▶ **Do this**: Collect every line below that contains the word "verschillende".

Stored records:
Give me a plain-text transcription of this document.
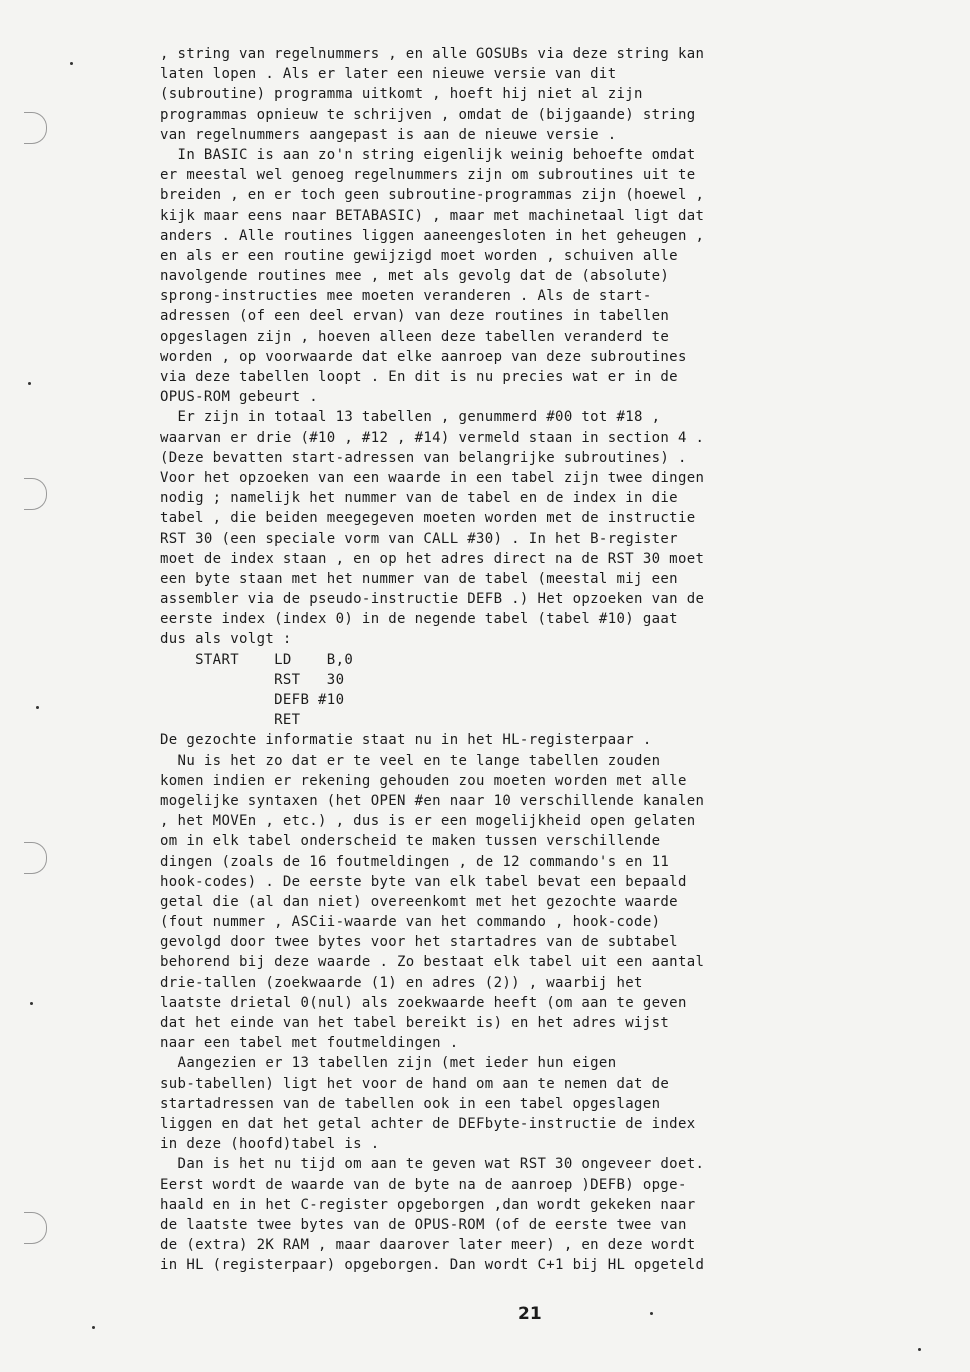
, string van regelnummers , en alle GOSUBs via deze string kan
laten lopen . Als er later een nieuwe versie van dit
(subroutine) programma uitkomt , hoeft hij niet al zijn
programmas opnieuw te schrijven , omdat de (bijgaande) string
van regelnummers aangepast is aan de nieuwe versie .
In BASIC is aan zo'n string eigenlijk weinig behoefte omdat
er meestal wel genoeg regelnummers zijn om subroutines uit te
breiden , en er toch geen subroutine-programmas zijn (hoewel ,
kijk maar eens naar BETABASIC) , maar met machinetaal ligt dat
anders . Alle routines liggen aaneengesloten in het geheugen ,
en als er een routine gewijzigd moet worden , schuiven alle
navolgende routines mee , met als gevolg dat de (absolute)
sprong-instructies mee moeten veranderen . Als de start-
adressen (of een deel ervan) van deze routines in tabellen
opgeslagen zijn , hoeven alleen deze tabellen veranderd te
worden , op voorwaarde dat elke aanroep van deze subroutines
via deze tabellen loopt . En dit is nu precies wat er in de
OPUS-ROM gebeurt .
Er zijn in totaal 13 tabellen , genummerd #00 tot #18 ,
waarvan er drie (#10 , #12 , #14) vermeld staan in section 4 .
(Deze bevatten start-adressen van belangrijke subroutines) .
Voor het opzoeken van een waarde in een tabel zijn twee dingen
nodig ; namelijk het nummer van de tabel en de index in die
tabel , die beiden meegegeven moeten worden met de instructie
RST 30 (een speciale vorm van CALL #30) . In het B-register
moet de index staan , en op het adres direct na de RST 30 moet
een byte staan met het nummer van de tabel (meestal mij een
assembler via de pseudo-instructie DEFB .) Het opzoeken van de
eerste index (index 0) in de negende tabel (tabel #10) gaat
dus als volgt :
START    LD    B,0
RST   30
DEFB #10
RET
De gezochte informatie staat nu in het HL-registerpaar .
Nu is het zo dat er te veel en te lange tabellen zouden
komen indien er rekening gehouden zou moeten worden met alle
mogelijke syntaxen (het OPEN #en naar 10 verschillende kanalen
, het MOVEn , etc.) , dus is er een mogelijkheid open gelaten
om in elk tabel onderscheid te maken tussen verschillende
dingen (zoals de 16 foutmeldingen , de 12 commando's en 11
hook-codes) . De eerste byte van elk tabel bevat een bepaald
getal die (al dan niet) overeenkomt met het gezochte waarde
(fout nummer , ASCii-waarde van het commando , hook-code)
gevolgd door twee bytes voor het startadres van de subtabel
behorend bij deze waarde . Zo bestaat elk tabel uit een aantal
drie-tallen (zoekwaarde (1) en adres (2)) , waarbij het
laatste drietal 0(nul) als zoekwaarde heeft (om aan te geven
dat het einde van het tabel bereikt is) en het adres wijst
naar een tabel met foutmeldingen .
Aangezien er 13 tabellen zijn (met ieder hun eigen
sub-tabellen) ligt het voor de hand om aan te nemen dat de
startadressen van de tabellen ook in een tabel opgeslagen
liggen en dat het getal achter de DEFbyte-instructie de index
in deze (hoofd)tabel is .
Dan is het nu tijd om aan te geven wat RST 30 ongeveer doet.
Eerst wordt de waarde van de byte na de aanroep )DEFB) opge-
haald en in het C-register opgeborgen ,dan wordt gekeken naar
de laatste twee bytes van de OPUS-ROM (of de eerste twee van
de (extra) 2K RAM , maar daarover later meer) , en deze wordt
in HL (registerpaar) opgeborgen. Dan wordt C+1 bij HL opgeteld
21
---
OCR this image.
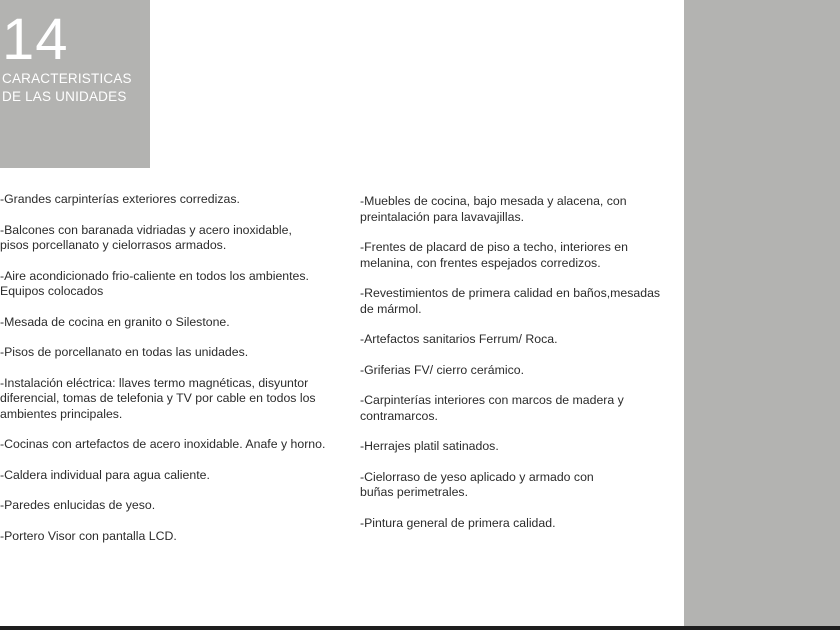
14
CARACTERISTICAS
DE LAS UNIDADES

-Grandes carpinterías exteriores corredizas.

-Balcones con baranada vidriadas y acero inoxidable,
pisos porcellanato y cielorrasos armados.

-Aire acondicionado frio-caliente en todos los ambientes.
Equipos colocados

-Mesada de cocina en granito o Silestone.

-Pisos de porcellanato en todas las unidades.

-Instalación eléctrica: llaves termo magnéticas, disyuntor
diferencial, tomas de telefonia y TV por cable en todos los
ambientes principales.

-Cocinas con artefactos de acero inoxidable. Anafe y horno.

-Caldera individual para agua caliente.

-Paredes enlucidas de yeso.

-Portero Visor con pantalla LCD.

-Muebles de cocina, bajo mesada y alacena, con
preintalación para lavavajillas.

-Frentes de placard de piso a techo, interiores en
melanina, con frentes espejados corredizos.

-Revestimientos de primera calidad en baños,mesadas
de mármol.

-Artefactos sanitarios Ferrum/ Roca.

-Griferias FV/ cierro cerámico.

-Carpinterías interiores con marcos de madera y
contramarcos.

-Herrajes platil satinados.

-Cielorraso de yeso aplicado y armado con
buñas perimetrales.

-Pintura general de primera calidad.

▶ **Response below**:
mogelijke syntaxen (het OPEN #en naar 10 verschillende kanalen
om in elk tabel onderscheid te maken tussen verschillende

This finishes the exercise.